[Collected data]
-- START --

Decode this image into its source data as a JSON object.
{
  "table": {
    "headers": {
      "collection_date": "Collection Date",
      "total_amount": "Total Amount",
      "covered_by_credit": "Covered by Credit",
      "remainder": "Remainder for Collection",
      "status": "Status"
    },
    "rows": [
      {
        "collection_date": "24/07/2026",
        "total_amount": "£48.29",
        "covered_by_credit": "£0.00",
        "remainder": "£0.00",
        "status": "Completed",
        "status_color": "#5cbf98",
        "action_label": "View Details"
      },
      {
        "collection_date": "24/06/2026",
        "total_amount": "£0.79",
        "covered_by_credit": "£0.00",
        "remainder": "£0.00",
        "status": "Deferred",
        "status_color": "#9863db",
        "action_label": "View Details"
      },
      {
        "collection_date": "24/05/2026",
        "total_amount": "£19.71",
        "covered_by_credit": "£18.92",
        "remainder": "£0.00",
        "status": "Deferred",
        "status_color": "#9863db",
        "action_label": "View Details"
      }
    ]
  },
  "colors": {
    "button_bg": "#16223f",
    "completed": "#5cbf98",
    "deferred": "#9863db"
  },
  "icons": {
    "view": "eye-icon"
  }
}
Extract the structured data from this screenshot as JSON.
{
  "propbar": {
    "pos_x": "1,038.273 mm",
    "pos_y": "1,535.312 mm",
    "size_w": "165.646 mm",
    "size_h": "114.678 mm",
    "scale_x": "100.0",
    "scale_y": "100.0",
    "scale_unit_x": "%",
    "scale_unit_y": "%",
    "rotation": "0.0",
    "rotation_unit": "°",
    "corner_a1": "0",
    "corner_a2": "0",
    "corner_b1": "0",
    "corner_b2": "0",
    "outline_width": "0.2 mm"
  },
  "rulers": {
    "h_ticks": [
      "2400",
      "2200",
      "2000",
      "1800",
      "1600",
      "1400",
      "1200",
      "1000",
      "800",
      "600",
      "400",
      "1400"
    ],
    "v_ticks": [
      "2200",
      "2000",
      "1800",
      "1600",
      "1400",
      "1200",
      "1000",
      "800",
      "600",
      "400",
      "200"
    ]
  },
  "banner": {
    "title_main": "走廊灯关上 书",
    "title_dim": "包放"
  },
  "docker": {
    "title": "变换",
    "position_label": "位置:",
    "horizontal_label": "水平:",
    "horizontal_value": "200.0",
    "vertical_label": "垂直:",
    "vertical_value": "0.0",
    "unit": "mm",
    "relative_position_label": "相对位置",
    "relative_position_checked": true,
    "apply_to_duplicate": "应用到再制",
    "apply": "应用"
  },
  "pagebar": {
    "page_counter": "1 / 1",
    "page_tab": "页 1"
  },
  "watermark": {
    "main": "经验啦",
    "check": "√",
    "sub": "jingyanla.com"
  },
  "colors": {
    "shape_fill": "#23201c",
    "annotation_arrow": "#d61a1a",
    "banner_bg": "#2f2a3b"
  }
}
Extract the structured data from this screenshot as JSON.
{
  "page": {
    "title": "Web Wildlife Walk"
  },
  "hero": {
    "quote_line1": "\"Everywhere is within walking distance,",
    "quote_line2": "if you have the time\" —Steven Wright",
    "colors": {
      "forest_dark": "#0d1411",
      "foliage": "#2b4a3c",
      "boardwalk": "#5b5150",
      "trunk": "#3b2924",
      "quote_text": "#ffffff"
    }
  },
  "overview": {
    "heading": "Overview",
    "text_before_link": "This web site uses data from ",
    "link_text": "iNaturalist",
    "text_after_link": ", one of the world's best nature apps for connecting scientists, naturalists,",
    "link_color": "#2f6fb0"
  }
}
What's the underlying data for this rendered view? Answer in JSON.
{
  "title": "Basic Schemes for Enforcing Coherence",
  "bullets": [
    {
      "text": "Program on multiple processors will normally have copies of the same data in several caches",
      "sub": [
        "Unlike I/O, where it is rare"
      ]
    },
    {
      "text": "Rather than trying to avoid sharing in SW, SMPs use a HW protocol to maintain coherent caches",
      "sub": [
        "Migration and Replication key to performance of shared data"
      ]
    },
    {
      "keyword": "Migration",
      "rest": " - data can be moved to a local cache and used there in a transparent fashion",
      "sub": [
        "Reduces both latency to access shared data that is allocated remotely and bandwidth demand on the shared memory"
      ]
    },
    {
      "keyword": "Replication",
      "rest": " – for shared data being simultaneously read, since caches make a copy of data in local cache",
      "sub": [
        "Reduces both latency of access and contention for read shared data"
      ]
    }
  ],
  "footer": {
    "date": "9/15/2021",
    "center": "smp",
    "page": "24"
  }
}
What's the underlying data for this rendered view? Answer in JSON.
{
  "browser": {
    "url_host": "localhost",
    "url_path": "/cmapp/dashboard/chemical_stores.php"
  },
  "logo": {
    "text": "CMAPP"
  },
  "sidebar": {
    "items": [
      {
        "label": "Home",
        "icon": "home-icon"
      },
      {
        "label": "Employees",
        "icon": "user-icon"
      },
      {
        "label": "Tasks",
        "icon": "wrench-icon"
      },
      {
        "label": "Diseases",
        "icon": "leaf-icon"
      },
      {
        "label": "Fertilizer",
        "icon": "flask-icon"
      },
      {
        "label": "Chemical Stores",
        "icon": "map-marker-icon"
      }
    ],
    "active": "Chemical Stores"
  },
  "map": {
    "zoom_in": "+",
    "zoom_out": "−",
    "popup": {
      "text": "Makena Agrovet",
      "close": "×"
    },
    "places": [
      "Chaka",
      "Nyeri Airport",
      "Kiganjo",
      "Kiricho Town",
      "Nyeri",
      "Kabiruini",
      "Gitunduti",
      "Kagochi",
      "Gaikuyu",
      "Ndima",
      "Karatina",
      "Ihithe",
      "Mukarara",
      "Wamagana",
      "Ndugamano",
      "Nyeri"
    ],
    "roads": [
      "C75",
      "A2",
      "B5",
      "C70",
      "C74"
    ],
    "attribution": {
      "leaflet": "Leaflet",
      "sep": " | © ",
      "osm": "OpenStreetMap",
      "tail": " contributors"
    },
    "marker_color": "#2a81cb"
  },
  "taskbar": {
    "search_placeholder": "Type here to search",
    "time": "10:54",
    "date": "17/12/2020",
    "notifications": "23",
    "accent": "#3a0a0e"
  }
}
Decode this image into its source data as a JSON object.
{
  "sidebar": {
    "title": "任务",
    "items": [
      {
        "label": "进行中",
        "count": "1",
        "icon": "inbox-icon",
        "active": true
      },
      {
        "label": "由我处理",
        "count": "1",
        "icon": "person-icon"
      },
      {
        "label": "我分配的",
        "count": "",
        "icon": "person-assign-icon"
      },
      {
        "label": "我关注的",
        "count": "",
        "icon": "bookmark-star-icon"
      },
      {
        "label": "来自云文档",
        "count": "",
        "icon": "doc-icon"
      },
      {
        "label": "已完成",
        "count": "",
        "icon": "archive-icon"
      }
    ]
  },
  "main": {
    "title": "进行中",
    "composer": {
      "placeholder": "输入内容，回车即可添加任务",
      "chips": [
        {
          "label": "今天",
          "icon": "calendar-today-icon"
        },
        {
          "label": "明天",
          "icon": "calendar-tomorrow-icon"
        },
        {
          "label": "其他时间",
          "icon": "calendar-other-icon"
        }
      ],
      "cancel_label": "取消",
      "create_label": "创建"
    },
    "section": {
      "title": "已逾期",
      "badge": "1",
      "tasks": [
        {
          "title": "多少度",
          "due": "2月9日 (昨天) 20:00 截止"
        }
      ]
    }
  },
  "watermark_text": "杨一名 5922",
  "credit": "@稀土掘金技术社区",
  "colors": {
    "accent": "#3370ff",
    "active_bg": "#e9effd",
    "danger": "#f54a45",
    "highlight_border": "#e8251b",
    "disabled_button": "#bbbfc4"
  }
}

-- END --

_WHAT YOU SHOULD DO_
Set every line of the listing down word for word.

_SOLVED PROBLEM_
Decode this image into its source data as a JSON object.
{
  "table": {
    "headers": {
      "collection_date": "Collection Date",
      "total_amount": "Total Amount",
      "covered_by_credit": "Covered by Credit",
      "remainder": "Remainder for Collection",
      "status": "Status"
    },
    "rows": [
      {
        "collection_date": "24/07/2026",
        "total_amount": "£48.29",
        "covered_by_credit": "£0.00",
        "remainder": "£0.00",
        "status": "Completed",
        "status_color": "#5cbf98",
        "action_label": "View Details"
      },
      {
        "collection_date": "24/06/2026",
        "total_amount": "£0.79",
        "covered_by_credit": "£0.00",
        "remainder": "£0.00",
        "status": "Deferred",
        "status_color": "#9863db",
        "action_label": "View Details"
      },
      {
        "collection_date": "24/05/2026",
        "total_amount": "£19.71",
        "covered_by_credit": "£18.92",
        "remainder": "£0.00",
        "status": "Deferred",
        "status_color": "#9863db",
        "action_label": "View Details"
      }
    ]
  },
  "colors": {
    "button_bg": "#16223f",
    "completed": "#5cbf98",
    "deferred": "#9863db"
  },
  "icons": {
    "view": "eye-icon"
  }
}
Extract the structured data from this screenshot as JSON.
{
  "propbar": {
    "pos_x": "1,038.273 mm",
    "pos_y": "1,535.312 mm",
    "size_w": "165.646 mm",
    "size_h": "114.678 mm",
    "scale_x": "100.0",
    "scale_y": "100.0",
    "scale_unit_x": "%",
    "scale_unit_y": "%",
    "rotation": "0.0",
    "rotation_unit": "°",
    "corner_a1": "0",
    "corner_a2": "0",
    "corner_b1": "0",
    "corner_b2": "0",
    "outline_width": "0.2 mm"
  },
  "rulers": {
    "h_ticks": [
      "2400",
      "2200",
      "2000",
      "1800",
      "1600",
      "1400",
      "1200",
      "1000",
      "800",
      "600",
      "400",
      "1400"
    ],
    "v_ticks": [
      "2200",
      "2000",
      "1800",
      "1600",
      "1400",
      "1200",
      "1000",
      "800",
      "600",
      "400",
      "200"
    ]
  },
  "banner": {
    "title_main": "走廊灯关上 书",
    "title_dim": "包放"
  },
  "docker": {
    "title": "变换",
    "position_label": "位置:",
    "horizontal_label": "水平:",
    "horizontal_value": "200.0",
    "vertical_label": "垂直:",
    "vertical_value": "0.0",
    "unit": "mm",
    "relative_position_label": "相对位置",
    "relative_position_checked": true,
    "apply_to_duplicate": "应用到再制",
    "apply": "应用"
  },
  "pagebar": {
    "page_counter": "1 / 1",
    "page_tab": "页 1"
  },
  "watermark": {
    "main": "经验啦",
    "check": "√",
    "sub": "jingyanla.com"
  },
  "colors": {
    "shape_fill": "#23201c",
    "annotation_arrow": "#d61a1a",
    "banner_bg": "#2f2a3b"
  }
}
Extract the structured data from this screenshot as JSON.
{
  "page": {
    "title": "Web Wildlife Walk"
  },
  "hero": {
    "quote_line1": "\"Everywhere is within walking distance,",
    "quote_line2": "if you have the time\" —Steven Wright",
    "colors": {
      "forest_dark": "#0d1411",
      "foliage": "#2b4a3c",
      "boardwalk": "#5b5150",
      "trunk": "#3b2924",
      "quote_text": "#ffffff"
    }
  },
  "overview": {
    "heading": "Overview",
    "text_before_link": "This web site uses data from ",
    "link_text": "iNaturalist",
    "text_after_link": ", one of the world's best nature apps for connecting scientists, naturalists,",
    "link_color": "#2f6fb0"
  }
}
What's the underlying data for this rendered view? Answer in JSON.
{
  "title": "Basic Schemes for Enforcing Coherence",
  "bullets": [
    {
      "text": "Program on multiple processors will normally have copies of the same data in several caches",
      "sub": [
        "Unlike I/O, where it is rare"
      ]
    },
    {
      "text": "Rather than trying to avoid sharing in SW, SMPs use a HW protocol to maintain coherent caches",
      "sub": [
        "Migration and Replication key to performance of shared data"
      ]
    },
    {
      "keyword": "Migration",
      "rest": " - data can be moved to a local cache and used there in a transparent fashion",
      "sub": [
        "Reduces both latency to access shared data that is allocated remotely and bandwidth demand on the shared memory"
      ]
    },
    {
      "keyword": "Replication",
      "rest": " – for shared data being simultaneously read, since caches make a copy of data in local cache",
      "sub": [
        "Reduces both latency of access and contention for read shared data"
      ]
    }
  ],
  "footer": {
    "date": "9/15/2021",
    "center": "smp",
    "page": "24"
  }
}
What's the underlying data for this rendered view? Answer in JSON.
{
  "browser": {
    "url_host": "localhost",
    "url_path": "/cmapp/dashboard/chemical_stores.php"
  },
  "logo": {
    "text": "CMAPP"
  },
  "sidebar": {
    "items": [
      {
        "label": "Home",
        "icon": "home-icon"
      },
      {
        "label": "Employees",
        "icon": "user-icon"
      },
      {
        "label": "Tasks",
        "icon": "wrench-icon"
      },
      {
        "label": "Diseases",
        "icon": "leaf-icon"
      },
      {
        "label": "Fertilizer",
        "icon": "flask-icon"
      },
      {
        "label": "Chemical Stores",
        "icon": "map-marker-icon"
      }
    ],
    "active": "Chemical Stores"
  },
  "map": {
    "zoom_in": "+",
    "zoom_out": "−",
    "popup": {
      "text": "Makena Agrovet",
      "close": "×"
    },
    "places": [
      "Chaka",
      "Nyeri Airport",
      "Kiganjo",
      "Kiricho Town",
      "Nyeri",
      "Kabiruini",
      "Gitunduti",
      "Kagochi",
      "Gaikuyu",
      "Ndima",
      "Karatina",
      "Ihithe",
      "Mukarara",
      "Wamagana",
      "Ndugamano",
      "Nyeri"
    ],
    "roads": [
      "C75",
      "A2",
      "B5",
      "C70",
      "C74"
    ],
    "attribution": {
      "leaflet": "Leaflet",
      "sep": " | © ",
      "osm": "OpenStreetMap",
      "tail": " contributors"
    },
    "marker_color": "#2a81cb"
  },
  "taskbar": {
    "search_placeholder": "Type here to search",
    "time": "10:54",
    "date": "17/12/2020",
    "notifications": "23",
    "accent": "#3a0a0e"
  }
}
Decode this image into its source data as a JSON object.
{
  "sidebar": {
    "title": "任务",
    "items": [
      {
        "label": "进行中",
        "count": "1",
        "icon": "inbox-icon",
        "active": true
      },
      {
        "label": "由我处理",
        "count": "1",
        "icon": "person-icon"
      },
      {
        "label": "我分配的",
        "count": "",
        "icon": "person-assign-icon"
      },
      {
        "label": "我关注的",
        "count": "",
        "icon": "bookmark-star-icon"
      },
      {
        "label": "来自云文档",
        "count": "",
        "icon": "doc-icon"
      },
      {
        "label": "已完成",
        "count": "",
        "icon": "archive-icon"
      }
    ]
  },
  "main": {
    "title": "进行中",
    "composer": {
      "placeholder": "输入内容，回车即可添加任务",
      "chips": [
        {
          "label": "今天",
          "icon": "calendar-today-icon"
        },
        {
          "label": "明天",
          "icon": "calendar-tomorrow-icon"
        },
        {
          "label": "其他时间",
          "icon": "calendar-other-icon"
        }
      ],
      "cancel_label": "取消",
      "create_label": "创建"
    },
    "section": {
      "title": "已逾期",
      "badge": "1",
      "tasks": [
        {
          "title": "多少度",
          "due": "2月9日 (昨天) 20:00 截止"
        }
      ]
    }
  },
  "watermark_text": "杨一名 5922",
  "credit": "@稀土掘金技术社区",
  "colors": {
    "accent": "#3370ff",
    "active_bg": "#e9effd",
    "danger": "#f54a45",
    "highlight_border": "#e8251b",
    "disabled_button": "#bbbfc4"
  }
}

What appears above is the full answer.